• Written task:
Give the number of lines in the entries that contain "diciembre". State only the count.
'''
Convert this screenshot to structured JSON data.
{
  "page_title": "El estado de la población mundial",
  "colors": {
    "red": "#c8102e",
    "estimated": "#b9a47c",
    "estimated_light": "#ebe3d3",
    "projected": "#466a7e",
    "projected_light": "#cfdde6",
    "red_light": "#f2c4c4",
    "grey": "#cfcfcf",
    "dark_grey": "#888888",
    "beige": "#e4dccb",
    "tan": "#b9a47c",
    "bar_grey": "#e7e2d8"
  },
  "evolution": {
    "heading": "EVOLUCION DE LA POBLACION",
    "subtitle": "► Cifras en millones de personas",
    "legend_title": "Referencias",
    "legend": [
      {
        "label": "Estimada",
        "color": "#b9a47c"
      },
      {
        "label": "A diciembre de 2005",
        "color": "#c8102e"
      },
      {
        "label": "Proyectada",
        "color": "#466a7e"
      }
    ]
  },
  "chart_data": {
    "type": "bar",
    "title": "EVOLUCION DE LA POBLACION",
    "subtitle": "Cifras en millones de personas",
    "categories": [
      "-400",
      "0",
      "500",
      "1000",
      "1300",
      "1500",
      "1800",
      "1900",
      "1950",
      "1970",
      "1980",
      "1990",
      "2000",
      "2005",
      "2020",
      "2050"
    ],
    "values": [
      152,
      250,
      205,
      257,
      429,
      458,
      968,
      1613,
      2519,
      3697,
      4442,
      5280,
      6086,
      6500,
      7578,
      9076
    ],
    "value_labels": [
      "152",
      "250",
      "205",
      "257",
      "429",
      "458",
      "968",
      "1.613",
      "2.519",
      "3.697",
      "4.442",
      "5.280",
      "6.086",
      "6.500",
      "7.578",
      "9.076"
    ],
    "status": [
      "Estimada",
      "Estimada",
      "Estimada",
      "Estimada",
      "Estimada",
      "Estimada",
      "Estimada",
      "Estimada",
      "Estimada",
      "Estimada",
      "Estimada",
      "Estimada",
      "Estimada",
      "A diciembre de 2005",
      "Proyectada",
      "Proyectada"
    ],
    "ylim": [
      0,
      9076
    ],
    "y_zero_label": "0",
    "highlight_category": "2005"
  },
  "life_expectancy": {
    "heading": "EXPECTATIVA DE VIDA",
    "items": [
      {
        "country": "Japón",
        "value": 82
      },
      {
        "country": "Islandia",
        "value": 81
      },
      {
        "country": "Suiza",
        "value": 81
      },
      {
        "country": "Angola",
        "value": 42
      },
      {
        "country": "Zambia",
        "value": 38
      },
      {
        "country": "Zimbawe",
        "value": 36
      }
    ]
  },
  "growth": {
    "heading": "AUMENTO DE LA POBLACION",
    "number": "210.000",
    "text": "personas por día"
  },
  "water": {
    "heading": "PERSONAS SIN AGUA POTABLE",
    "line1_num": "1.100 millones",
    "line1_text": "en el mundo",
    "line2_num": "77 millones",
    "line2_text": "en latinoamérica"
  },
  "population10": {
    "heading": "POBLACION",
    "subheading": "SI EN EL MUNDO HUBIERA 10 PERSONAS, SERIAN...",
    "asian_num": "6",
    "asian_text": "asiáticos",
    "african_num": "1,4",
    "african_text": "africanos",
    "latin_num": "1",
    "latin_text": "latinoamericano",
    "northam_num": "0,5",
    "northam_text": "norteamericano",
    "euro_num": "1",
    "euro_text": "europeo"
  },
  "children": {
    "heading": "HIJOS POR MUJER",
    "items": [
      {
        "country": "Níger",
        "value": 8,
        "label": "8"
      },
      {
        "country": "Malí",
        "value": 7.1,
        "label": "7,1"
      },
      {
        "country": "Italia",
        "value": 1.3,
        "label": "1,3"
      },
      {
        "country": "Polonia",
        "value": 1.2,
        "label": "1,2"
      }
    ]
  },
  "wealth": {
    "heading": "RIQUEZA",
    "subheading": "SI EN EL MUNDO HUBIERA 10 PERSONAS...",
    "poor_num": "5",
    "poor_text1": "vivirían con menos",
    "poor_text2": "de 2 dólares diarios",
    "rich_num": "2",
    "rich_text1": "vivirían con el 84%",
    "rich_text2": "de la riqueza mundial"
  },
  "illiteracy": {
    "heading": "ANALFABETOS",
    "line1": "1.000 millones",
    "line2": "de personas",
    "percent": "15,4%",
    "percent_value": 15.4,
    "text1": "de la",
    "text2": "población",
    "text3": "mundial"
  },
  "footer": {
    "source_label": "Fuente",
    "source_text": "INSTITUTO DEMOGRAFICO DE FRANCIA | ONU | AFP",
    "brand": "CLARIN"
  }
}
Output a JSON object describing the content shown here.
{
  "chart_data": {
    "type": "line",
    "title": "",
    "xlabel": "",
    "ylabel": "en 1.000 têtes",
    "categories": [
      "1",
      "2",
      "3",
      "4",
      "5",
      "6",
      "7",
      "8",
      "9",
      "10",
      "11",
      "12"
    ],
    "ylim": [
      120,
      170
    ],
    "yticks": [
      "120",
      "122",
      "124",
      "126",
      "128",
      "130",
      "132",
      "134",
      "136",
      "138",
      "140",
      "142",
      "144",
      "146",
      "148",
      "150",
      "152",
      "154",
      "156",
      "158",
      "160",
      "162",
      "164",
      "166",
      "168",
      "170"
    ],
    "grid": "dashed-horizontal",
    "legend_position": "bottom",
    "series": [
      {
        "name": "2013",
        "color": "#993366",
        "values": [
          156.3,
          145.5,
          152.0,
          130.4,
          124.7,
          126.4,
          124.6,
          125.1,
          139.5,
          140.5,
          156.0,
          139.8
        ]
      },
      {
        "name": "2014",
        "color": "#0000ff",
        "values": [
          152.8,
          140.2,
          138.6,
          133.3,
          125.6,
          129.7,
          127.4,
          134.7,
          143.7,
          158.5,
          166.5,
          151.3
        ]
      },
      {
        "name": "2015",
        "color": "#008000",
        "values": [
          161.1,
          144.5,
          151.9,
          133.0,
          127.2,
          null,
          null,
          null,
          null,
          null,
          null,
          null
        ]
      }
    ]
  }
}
'''
• Written reply:
2